• Task directions: Could you format every line of the entries below as a Markdown table with the columns Entry Line and Content, numbering each row and skipping blank lines? Leave the pictures out.

<<<<

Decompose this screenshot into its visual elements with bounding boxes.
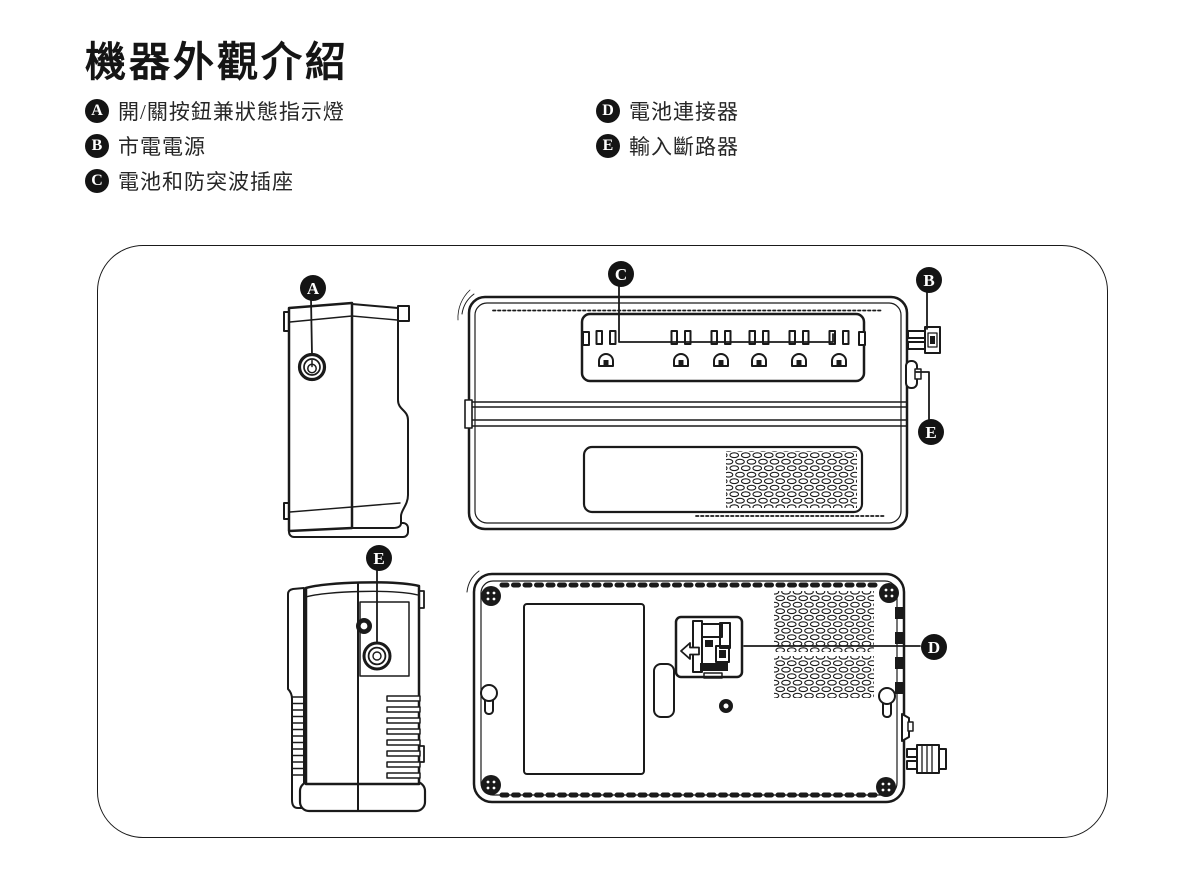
vent-grille-top-view: [726, 451, 857, 508]
legend-left-column: A 開/關按鈕兼狀態指示燈 B 市電電源 C 電池和防突波插座: [85, 99, 345, 204]
legend-item-b: B 市電電源: [85, 134, 345, 158]
callout-badge-c: C: [608, 261, 634, 287]
legend-item-e: E 輸入斷路器: [596, 134, 739, 158]
legend-badge-b: B: [85, 134, 109, 158]
legend-badge-d: D: [596, 99, 620, 123]
legend-label-b: 市電電源: [118, 131, 206, 161]
manual-page: 機器外觀介紹 A 開/關按鈕兼狀態指示燈 B 市電電源 C 電池和防突波插座 D…: [0, 0, 1195, 894]
legend-badge-c: C: [85, 169, 109, 193]
legend-label-d: 電池連接器: [629, 96, 739, 126]
callout-badge-e-top: E: [918, 419, 944, 445]
ac-inlet-drawing: [908, 327, 940, 353]
vent-holes-lower: [774, 656, 874, 698]
legend-item-a: A 開/關按鈕兼狀態指示燈: [85, 99, 345, 123]
bottom-view-drawing: [467, 571, 946, 802]
callout-badge-b: B: [916, 267, 942, 293]
top-view-drawing: [458, 290, 940, 529]
callout-badge-d: D: [921, 634, 947, 660]
legend-item-d: D 電池連接器: [596, 99, 739, 123]
page-title: 機器外觀介紹: [85, 28, 349, 88]
device-views-drawing: [96, 244, 1107, 837]
rear-view-drawing: [288, 582, 425, 811]
cord-retainer-drawing: [902, 714, 946, 773]
callout-badge-a: A: [300, 275, 326, 301]
legend-label-a: 開/關按鈕兼狀態指示燈: [118, 96, 345, 126]
legend-badge-e: E: [596, 134, 620, 158]
legend-right-column: D 電池連接器 E 輸入斷路器: [596, 99, 739, 169]
breaker-side-drawing: [906, 361, 921, 388]
legend-badge-a: A: [85, 99, 109, 123]
callout-badge-e-rear: E: [366, 545, 392, 571]
legend-item-c: C 電池和防突波插座: [85, 169, 345, 193]
legend-label-e: 輸入斷路器: [629, 131, 739, 161]
diagram-panel: A C B E E D: [97, 245, 1108, 838]
front-view-drawing: [284, 303, 409, 537]
vent-holes-upper: [774, 591, 874, 652]
power-button-drawing: [300, 355, 325, 380]
battery-connector-drawing: [676, 617, 742, 678]
legend-label-c: 電池和防突波插座: [118, 166, 294, 196]
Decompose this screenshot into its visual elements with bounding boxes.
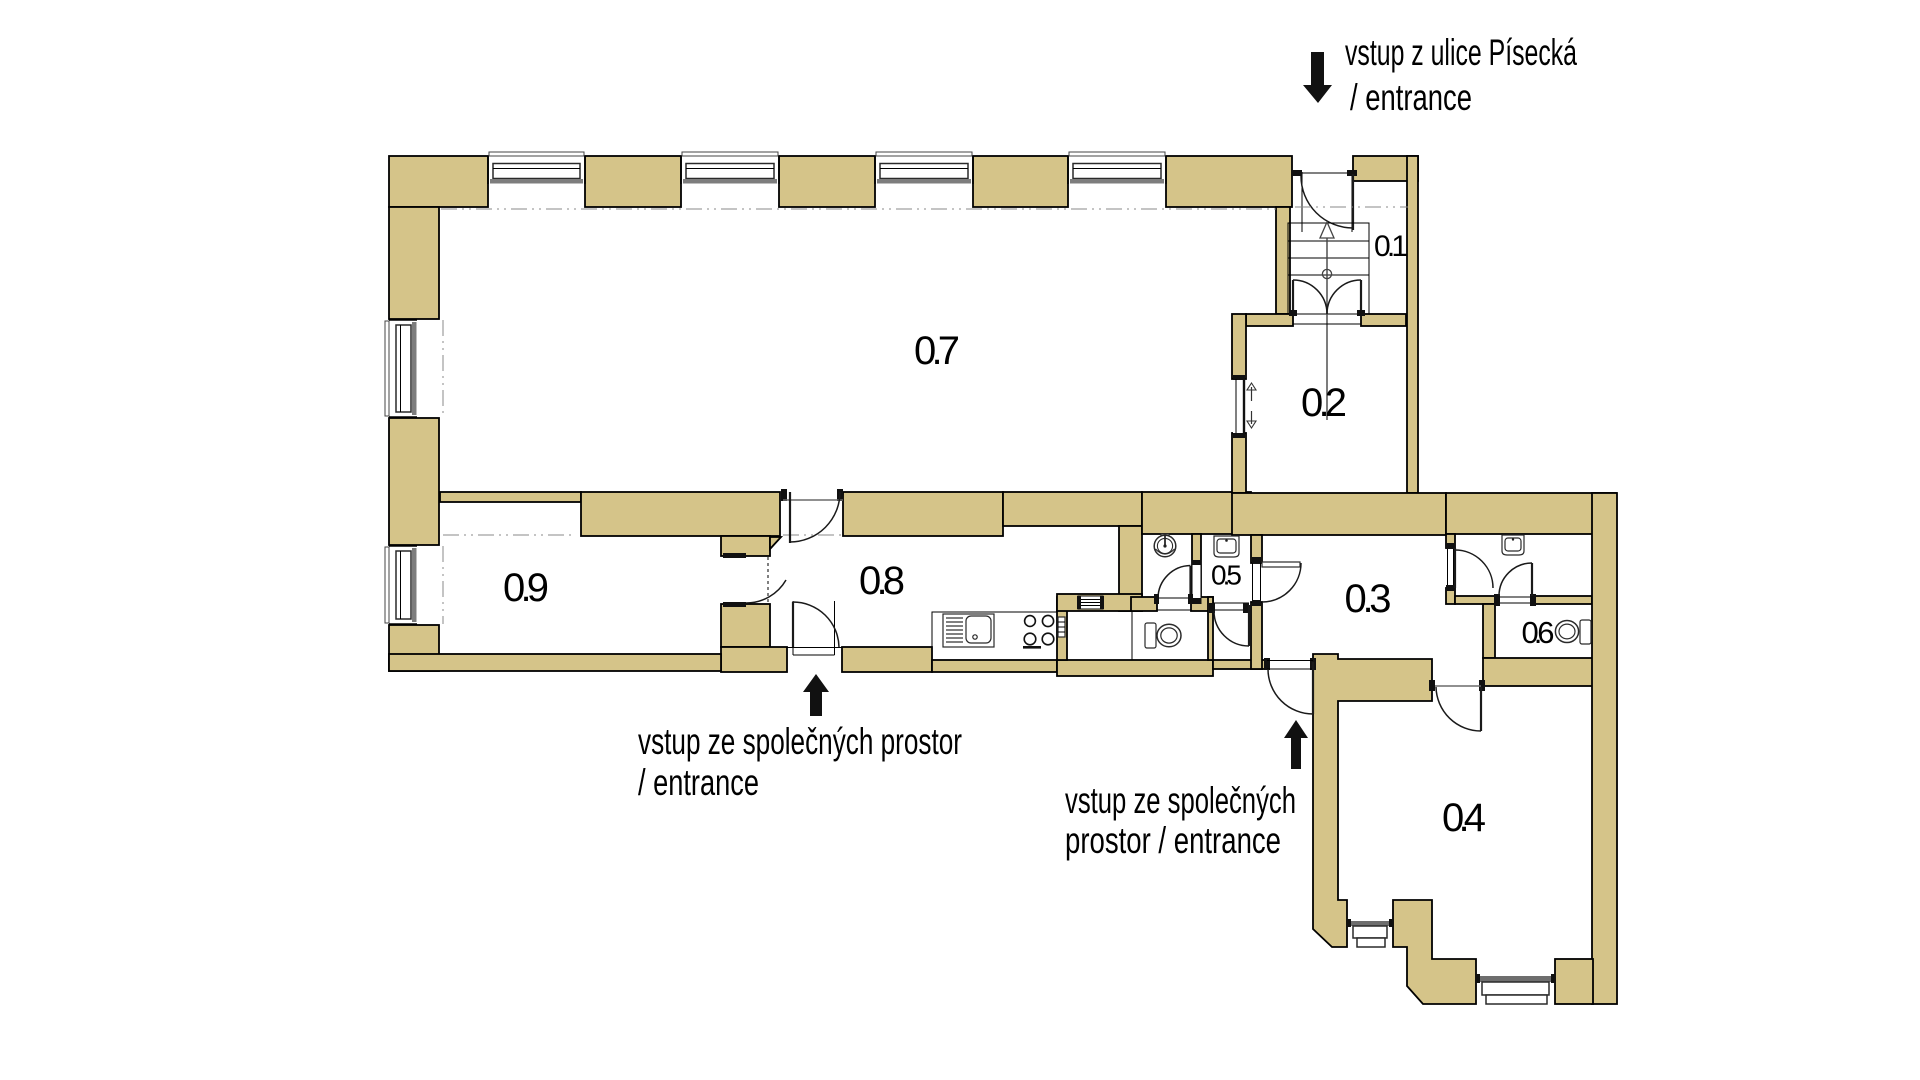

>>>>

• Written response:
| Entry Line | Content |
|---|---|
| 1 | Decompose this screenshot into its visual elements with bounding boxes. |
| 2 | vent-grille-top-view: [726, 451, 857, 508] |
| 3 | legend-left-column: A 開/關按鈕兼狀態指示燈 B 市電電源 C 電池和防突波插座: [85, 99, 345, 204] |
| 4 | legend-item-b: B 市電電源: [85, 134, 345, 158] |
| 5 | callout-badge-c: C: [608, 261, 634, 287] |
| 6 | legend-item-e: E 輸入斷路器: [596, 134, 739, 158] |
| 7 | legend-badge-b: B: [85, 134, 109, 158] |
| 8 | legend-badge-d: D: [596, 99, 620, 123] |
| 9 | legend-label-b: 市電電源: [118, 131, 206, 161] |
| 10 | manual-page: 機器外觀介紹 A 開/關按鈕兼狀態指示燈 B 市電電源 C 電池和防突波插座 D…: [0, 0, 1195, 894] |
| 11 | legend-badge-c: C: [85, 169, 109, 193] |
| 12 | legend-label-d: 電池連接器: [629, 96, 739, 126] |
| 13 | callout-badge-e-top: E: [918, 419, 944, 445] |
| 14 | ac-inlet-drawing: [908, 327, 940, 353] |
| 15 | vent-holes-lower: [774, 656, 874, 698] |
| 16 | legend-item-a: A 開/關按鈕兼狀態指示燈: [85, 99, 345, 123] |
| 17 | bottom-view-drawing: [467, 571, 946, 802] |
| 18 | callout-badge-b: B: [916, 267, 942, 293] |
| 19 | top-view-drawing: [458, 290, 940, 529] |
| 20 | callout-badge-d: D: [921, 634, 947, 660] |
| 21 | legend-item-d: D 電池連接器: [596, 99, 739, 123] |
| 22 | page-title: 機器外觀介紹: [85, 28, 349, 88] |
| 23 | device-views-drawing: [96, 244, 1107, 837] |
| 24 | rear-view-drawing: [288, 582, 425, 811] |
| 25 | cord-retainer-drawing: [902, 714, 946, 773] |
| 26 | callout-badge-a: A: [300, 275, 326, 301] |
| 27 | legend-label-a: 開/關按鈕兼狀態指示燈: [118, 96, 345, 126] |
| 28 | legend-badge-e: E: [596, 134, 620, 158] |
| 29 | legend-right-column: D 電池連接器 E 輸入斷路器: [596, 99, 739, 169] |
| 30 | breaker-side-drawing: [906, 361, 921, 388] |
| 31 | legend-badge-a: A: [85, 99, 109, 123] |
| 32 | callout-badge-e-rear: E: [366, 545, 392, 571] |
| 33 | legend-item-c: C 電池和防突波插座: [85, 169, 345, 193] |
| 34 | legend-label-e: 輸入斷路器: [629, 131, 739, 161] |
| 35 | diagram-panel: A C B E E D: [97, 245, 1108, 838] |
| 36 | front-view-drawing: [284, 303, 409, 537] |
| 37 | vent-holes-upper: [774, 591, 874, 652] |
| 38 | power-button-drawing: [300, 355, 325, 380] |
| 39 | battery-connector-drawing: [676, 617, 742, 678] |
| 40 | legend-label-c: 電池和防突波插座: [118, 166, 294, 196] |
| 41 | Decompose this screenshot into its visual elements with bounding boxes. |